▶ **AIM**:
Without skipping anything, write out each record below exactly.

▶ **DATA SUPPLIED**:
────────

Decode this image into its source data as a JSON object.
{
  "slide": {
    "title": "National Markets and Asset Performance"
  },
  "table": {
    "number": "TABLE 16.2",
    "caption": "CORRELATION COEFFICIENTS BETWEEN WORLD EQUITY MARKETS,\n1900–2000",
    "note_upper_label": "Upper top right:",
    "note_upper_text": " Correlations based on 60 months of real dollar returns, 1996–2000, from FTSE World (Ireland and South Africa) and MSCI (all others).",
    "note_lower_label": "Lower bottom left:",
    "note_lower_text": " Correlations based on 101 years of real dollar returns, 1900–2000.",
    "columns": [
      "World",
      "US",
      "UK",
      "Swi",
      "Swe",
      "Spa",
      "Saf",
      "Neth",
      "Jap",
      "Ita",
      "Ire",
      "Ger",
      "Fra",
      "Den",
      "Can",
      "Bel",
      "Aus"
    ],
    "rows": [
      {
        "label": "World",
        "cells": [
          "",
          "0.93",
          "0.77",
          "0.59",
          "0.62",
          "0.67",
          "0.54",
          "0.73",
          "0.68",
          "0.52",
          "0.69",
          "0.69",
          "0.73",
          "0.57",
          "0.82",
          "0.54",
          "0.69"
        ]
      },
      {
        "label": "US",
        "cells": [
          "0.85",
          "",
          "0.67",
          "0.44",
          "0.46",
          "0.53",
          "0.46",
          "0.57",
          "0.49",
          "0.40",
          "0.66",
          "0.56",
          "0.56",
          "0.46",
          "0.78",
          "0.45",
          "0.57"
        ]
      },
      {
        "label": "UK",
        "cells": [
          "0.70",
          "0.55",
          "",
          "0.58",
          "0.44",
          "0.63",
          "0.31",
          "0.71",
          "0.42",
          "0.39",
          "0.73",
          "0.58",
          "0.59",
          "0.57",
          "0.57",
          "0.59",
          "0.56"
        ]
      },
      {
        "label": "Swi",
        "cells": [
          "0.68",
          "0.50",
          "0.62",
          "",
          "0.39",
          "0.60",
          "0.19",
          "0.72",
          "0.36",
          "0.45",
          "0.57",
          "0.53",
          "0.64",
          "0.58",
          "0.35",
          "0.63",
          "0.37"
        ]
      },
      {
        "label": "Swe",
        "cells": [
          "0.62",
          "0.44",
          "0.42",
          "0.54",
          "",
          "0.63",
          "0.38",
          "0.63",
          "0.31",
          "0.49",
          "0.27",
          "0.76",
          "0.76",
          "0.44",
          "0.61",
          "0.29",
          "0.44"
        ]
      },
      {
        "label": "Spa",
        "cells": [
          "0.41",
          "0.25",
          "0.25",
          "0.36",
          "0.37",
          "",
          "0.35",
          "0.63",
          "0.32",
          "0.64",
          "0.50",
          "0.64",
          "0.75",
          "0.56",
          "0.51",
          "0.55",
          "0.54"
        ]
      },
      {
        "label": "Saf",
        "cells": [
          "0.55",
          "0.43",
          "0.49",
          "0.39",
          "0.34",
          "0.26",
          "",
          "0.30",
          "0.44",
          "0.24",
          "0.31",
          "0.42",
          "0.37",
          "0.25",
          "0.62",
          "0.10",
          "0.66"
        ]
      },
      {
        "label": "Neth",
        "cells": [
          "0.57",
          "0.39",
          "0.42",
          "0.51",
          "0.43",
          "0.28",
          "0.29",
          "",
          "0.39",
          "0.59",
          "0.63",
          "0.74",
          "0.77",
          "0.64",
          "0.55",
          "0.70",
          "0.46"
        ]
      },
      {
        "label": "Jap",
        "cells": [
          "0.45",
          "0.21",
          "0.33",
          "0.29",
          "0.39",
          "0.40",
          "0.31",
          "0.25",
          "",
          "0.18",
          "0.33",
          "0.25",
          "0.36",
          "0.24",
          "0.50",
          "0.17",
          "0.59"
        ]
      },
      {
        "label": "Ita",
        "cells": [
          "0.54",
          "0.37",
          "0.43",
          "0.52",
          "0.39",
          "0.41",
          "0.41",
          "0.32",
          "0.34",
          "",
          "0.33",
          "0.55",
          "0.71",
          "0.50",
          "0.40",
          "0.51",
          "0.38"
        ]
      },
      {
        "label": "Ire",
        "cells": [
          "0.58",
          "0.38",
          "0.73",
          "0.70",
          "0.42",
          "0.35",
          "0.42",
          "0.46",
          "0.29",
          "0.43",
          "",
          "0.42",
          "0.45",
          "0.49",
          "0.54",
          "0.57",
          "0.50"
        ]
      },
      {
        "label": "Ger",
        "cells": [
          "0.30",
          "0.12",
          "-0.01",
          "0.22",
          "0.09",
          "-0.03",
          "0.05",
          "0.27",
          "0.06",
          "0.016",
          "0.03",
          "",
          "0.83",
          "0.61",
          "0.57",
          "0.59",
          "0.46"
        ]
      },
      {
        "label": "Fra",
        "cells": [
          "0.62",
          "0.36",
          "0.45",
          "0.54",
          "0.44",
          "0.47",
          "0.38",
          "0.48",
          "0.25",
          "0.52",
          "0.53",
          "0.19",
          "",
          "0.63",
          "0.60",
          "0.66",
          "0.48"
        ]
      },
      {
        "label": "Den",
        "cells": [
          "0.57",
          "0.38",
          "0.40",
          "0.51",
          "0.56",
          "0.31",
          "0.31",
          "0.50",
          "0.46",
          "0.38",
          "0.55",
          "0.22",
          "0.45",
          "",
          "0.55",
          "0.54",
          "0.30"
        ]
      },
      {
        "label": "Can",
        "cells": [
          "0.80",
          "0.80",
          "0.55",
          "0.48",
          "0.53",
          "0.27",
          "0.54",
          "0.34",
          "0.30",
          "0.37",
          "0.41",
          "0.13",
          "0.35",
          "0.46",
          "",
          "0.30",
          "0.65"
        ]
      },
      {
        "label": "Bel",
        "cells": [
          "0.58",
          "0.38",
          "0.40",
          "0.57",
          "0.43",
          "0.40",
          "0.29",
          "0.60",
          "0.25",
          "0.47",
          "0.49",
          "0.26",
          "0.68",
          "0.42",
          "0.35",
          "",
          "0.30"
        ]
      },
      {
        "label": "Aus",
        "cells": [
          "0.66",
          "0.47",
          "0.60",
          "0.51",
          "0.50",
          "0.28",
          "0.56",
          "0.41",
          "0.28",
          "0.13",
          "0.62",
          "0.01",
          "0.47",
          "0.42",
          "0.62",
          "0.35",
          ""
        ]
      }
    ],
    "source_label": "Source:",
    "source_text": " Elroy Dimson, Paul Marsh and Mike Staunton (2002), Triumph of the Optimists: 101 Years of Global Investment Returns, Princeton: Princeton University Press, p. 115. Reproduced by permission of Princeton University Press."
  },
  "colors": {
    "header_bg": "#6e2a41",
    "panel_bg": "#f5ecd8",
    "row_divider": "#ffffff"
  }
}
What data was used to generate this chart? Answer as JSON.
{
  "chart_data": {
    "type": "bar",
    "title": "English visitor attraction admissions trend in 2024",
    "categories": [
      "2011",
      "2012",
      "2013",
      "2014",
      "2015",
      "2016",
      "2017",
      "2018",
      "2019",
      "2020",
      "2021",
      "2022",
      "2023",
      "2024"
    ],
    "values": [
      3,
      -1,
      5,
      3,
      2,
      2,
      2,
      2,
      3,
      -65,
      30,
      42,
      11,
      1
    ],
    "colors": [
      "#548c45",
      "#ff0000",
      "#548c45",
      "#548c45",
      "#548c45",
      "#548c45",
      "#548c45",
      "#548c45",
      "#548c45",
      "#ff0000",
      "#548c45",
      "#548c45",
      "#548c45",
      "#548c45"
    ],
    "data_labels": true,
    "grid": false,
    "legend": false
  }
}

────────

▶ **COMPLETE OUTPUT**:
Decode this image into its source data as a JSON object.
{
  "slide": {
    "title": "National Markets and Asset Performance"
  },
  "table": {
    "number": "TABLE 16.2",
    "caption": "CORRELATION COEFFICIENTS BETWEEN WORLD EQUITY MARKETS,\n1900–2000",
    "note_upper_label": "Upper top right:",
    "note_upper_text": " Correlations based on 60 months of real dollar returns, 1996–2000, from FTSE World (Ireland and South Africa) and MSCI (all others).",
    "note_lower_label": "Lower bottom left:",
    "note_lower_text": " Correlations based on 101 years of real dollar returns, 1900–2000.",
    "columns": [
      "World",
      "US",
      "UK",
      "Swi",
      "Swe",
      "Spa",
      "Saf",
      "Neth",
      "Jap",
      "Ita",
      "Ire",
      "Ger",
      "Fra",
      "Den",
      "Can",
      "Bel",
      "Aus"
    ],
    "rows": [
      {
        "label": "World",
        "cells": [
          "",
          "0.93",
          "0.77",
          "0.59",
          "0.62",
          "0.67",
          "0.54",
          "0.73",
          "0.68",
          "0.52",
          "0.69",
          "0.69",
          "0.73",
          "0.57",
          "0.82",
          "0.54",
          "0.69"
        ]
      },
      {
        "label": "US",
        "cells": [
          "0.85",
          "",
          "0.67",
          "0.44",
          "0.46",
          "0.53",
          "0.46",
          "0.57",
          "0.49",
          "0.40",
          "0.66",
          "0.56",
          "0.56",
          "0.46",
          "0.78",
          "0.45",
          "0.57"
        ]
      },
      {
        "label": "UK",
        "cells": [
          "0.70",
          "0.55",
          "",
          "0.58",
          "0.44",
          "0.63",
          "0.31",
          "0.71",
          "0.42",
          "0.39",
          "0.73",
          "0.58",
          "0.59",
          "0.57",
          "0.57",
          "0.59",
          "0.56"
        ]
      },
      {
        "label": "Swi",
        "cells": [
          "0.68",
          "0.50",
          "0.62",
          "",
          "0.39",
          "0.60",
          "0.19",
          "0.72",
          "0.36",
          "0.45",
          "0.57",
          "0.53",
          "0.64",
          "0.58",
          "0.35",
          "0.63",
          "0.37"
        ]
      },
      {
        "label": "Swe",
        "cells": [
          "0.62",
          "0.44",
          "0.42",
          "0.54",
          "",
          "0.63",
          "0.38",
          "0.63",
          "0.31",
          "0.49",
          "0.27",
          "0.76",
          "0.76",
          "0.44",
          "0.61",
          "0.29",
          "0.44"
        ]
      },
      {
        "label": "Spa",
        "cells": [
          "0.41",
          "0.25",
          "0.25",
          "0.36",
          "0.37",
          "",
          "0.35",
          "0.63",
          "0.32",
          "0.64",
          "0.50",
          "0.64",
          "0.75",
          "0.56",
          "0.51",
          "0.55",
          "0.54"
        ]
      },
      {
        "label": "Saf",
        "cells": [
          "0.55",
          "0.43",
          "0.49",
          "0.39",
          "0.34",
          "0.26",
          "",
          "0.30",
          "0.44",
          "0.24",
          "0.31",
          "0.42",
          "0.37",
          "0.25",
          "0.62",
          "0.10",
          "0.66"
        ]
      },
      {
        "label": "Neth",
        "cells": [
          "0.57",
          "0.39",
          "0.42",
          "0.51",
          "0.43",
          "0.28",
          "0.29",
          "",
          "0.39",
          "0.59",
          "0.63",
          "0.74",
          "0.77",
          "0.64",
          "0.55",
          "0.70",
          "0.46"
        ]
      },
      {
        "label": "Jap",
        "cells": [
          "0.45",
          "0.21",
          "0.33",
          "0.29",
          "0.39",
          "0.40",
          "0.31",
          "0.25",
          "",
          "0.18",
          "0.33",
          "0.25",
          "0.36",
          "0.24",
          "0.50",
          "0.17",
          "0.59"
        ]
      },
      {
        "label": "Ita",
        "cells": [
          "0.54",
          "0.37",
          "0.43",
          "0.52",
          "0.39",
          "0.41",
          "0.41",
          "0.32",
          "0.34",
          "",
          "0.33",
          "0.55",
          "0.71",
          "0.50",
          "0.40",
          "0.51",
          "0.38"
        ]
      },
      {
        "label": "Ire",
        "cells": [
          "0.58",
          "0.38",
          "0.73",
          "0.70",
          "0.42",
          "0.35",
          "0.42",
          "0.46",
          "0.29",
          "0.43",
          "",
          "0.42",
          "0.45",
          "0.49",
          "0.54",
          "0.57",
          "0.50"
        ]
      },
      {
        "label": "Ger",
        "cells": [
          "0.30",
          "0.12",
          "-0.01",
          "0.22",
          "0.09",
          "-0.03",
          "0.05",
          "0.27",
          "0.06",
          "0.016",
          "0.03",
          "",
          "0.83",
          "0.61",
          "0.57",
          "0.59",
          "0.46"
        ]
      },
      {
        "label": "Fra",
        "cells": [
          "0.62",
          "0.36",
          "0.45",
          "0.54",
          "0.44",
          "0.47",
          "0.38",
          "0.48",
          "0.25",
          "0.52",
          "0.53",
          "0.19",
          "",
          "0.63",
          "0.60",
          "0.66",
          "0.48"
        ]
      },
      {
        "label": "Den",
        "cells": [
          "0.57",
          "0.38",
          "0.40",
          "0.51",
          "0.56",
          "0.31",
          "0.31",
          "0.50",
          "0.46",
          "0.38",
          "0.55",
          "0.22",
          "0.45",
          "",
          "0.55",
          "0.54",
          "0.30"
        ]
      },
      {
        "label": "Can",
        "cells": [
          "0.80",
          "0.80",
          "0.55",
          "0.48",
          "0.53",
          "0.27",
          "0.54",
          "0.34",
          "0.30",
          "0.37",
          "0.41",
          "0.13",
          "0.35",
          "0.46",
          "",
          "0.30",
          "0.65"
        ]
      },
      {
        "label": "Bel",
        "cells": [
          "0.58",
          "0.38",
          "0.40",
          "0.57",
          "0.43",
          "0.40",
          "0.29",
          "0.60",
          "0.25",
          "0.47",
          "0.49",
          "0.26",
          "0.68",
          "0.42",
          "0.35",
          "",
          "0.30"
        ]
      },
      {
        "label": "Aus",
        "cells": [
          "0.66",
          "0.47",
          "0.60",
          "0.51",
          "0.50",
          "0.28",
          "0.56",
          "0.41",
          "0.28",
          "0.13",
          "0.62",
          "0.01",
          "0.47",
          "0.42",
          "0.62",
          "0.35",
          ""
        ]
      }
    ],
    "source_label": "Source:",
    "source_text": " Elroy Dimson, Paul Marsh and Mike Staunton (2002), Triumph of the Optimists: 101 Years of Global Investment Returns, Princeton: Princeton University Press, p. 115. Reproduced by permission of Princeton University Press."
  },
  "colors": {
    "header_bg": "#6e2a41",
    "panel_bg": "#f5ecd8",
    "row_divider": "#ffffff"
  }
}
What data was used to generate this chart? Answer as JSON.
{
  "chart_data": {
    "type": "bar",
    "title": "English visitor attraction admissions trend in 2024",
    "categories": [
      "2011",
      "2012",
      "2013",
      "2014",
      "2015",
      "2016",
      "2017",
      "2018",
      "2019",
      "2020",
      "2021",
      "2022",
      "2023",
      "2024"
    ],
    "values": [
      3,
      -1,
      5,
      3,
      2,
      2,
      2,
      2,
      3,
      -65,
      30,
      42,
      11,
      1
    ],
    "colors": [
      "#548c45",
      "#ff0000",
      "#548c45",
      "#548c45",
      "#548c45",
      "#548c45",
      "#548c45",
      "#548c45",
      "#548c45",
      "#ff0000",
      "#548c45",
      "#548c45",
      "#548c45",
      "#548c45"
    ],
    "data_labels": true,
    "grid": false,
    "legend": false
  }
}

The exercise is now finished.